**WHAT THIS TASK INVOLVES:** Please copy the stretch of data from the line containing "Patent image size: (982, 855)." through the line containing "The scanned surface 201 is at (792, 602).", keeping every line unchanged and including nothing else.

**DATA SHOWN:**
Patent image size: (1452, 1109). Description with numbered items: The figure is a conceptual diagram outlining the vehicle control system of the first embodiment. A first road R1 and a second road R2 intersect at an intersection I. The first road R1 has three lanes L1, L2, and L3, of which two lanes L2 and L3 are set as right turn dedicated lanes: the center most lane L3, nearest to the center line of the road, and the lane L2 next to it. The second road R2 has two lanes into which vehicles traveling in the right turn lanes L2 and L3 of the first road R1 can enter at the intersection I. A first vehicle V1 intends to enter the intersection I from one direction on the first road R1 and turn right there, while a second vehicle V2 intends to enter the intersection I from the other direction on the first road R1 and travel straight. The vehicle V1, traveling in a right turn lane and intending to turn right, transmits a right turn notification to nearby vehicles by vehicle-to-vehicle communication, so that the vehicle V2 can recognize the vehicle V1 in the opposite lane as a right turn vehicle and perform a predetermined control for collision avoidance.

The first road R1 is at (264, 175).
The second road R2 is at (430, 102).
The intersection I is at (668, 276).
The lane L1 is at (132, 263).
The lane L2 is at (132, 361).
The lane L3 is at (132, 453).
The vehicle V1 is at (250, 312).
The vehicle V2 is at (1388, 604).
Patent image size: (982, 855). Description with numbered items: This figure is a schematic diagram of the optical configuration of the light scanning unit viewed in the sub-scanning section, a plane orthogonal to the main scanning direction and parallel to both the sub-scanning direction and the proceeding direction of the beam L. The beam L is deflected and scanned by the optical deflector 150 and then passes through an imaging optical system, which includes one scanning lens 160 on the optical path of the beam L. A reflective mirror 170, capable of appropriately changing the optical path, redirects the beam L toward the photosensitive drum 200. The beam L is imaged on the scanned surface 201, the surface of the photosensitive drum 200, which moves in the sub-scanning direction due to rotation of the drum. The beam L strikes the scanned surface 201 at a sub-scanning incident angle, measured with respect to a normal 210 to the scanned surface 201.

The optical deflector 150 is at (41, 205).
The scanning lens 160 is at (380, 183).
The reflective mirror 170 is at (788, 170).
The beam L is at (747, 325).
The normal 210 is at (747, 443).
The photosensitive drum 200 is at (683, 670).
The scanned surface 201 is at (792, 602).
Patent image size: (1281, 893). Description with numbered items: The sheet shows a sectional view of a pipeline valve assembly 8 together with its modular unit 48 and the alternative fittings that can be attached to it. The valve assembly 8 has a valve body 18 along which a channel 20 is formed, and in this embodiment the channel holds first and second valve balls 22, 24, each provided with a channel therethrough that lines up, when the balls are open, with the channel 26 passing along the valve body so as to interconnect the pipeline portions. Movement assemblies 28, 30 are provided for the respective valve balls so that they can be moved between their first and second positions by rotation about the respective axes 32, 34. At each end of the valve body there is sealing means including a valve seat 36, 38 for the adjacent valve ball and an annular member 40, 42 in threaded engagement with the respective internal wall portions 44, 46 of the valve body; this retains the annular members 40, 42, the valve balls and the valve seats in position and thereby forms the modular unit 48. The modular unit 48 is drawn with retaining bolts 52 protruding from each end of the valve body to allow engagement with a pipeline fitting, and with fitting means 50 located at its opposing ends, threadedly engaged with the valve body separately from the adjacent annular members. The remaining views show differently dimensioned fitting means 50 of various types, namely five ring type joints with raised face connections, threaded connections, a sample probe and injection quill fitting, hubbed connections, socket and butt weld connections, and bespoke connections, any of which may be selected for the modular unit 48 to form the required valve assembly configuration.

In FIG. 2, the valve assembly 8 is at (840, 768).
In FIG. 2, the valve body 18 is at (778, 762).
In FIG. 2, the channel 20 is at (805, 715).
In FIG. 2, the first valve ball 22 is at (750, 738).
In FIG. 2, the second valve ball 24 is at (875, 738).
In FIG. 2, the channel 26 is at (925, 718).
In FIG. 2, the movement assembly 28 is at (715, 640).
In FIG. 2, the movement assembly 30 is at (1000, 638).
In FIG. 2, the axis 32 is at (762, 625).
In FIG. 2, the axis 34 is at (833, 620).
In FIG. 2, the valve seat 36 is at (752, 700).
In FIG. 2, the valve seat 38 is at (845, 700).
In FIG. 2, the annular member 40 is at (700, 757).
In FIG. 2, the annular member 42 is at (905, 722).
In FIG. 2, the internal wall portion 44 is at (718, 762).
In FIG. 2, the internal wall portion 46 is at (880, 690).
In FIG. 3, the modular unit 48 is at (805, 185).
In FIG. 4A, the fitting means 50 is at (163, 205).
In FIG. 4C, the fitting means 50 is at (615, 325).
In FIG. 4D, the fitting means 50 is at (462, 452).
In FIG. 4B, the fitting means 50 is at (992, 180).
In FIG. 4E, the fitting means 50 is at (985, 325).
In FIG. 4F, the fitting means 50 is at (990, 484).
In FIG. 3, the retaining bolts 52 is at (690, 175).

**EXPECTED ANSWER:**
Patent image size: (982, 855). Description with numbered items: This figure is a schematic diagram of the optical configuration of the light scanning unit viewed in the sub-scanning section, a plane orthogonal to the main scanning direction and parallel to both the sub-scanning direction and the proceeding direction of the beam L. The beam L is deflected and scanned by the optical deflector 150 and then passes through an imaging optical system, which includes one scanning lens 160 on the optical path of the beam L. A reflective mirror 170, capable of appropriately changing the optical path, redirects the beam L toward the photosensitive drum 200. The beam L is imaged on the scanned surface 201, the surface of the photosensitive drum 200, which moves in the sub-scanning direction due to rotation of the drum. The beam L strikes the scanned surface 201 at a sub-scanning incident angle, measured with respect to a normal 210 to the scanned surface 201.

The optical deflector 150 is at (41, 205).
The scanning lens 160 is at (380, 183).
The reflective mirror 170 is at (788, 170).
The beam L is at (747, 325).
The normal 210 is at (747, 443).
The photosensitive drum 200 is at (683, 670).
The scanned surface 201 is at (792, 602).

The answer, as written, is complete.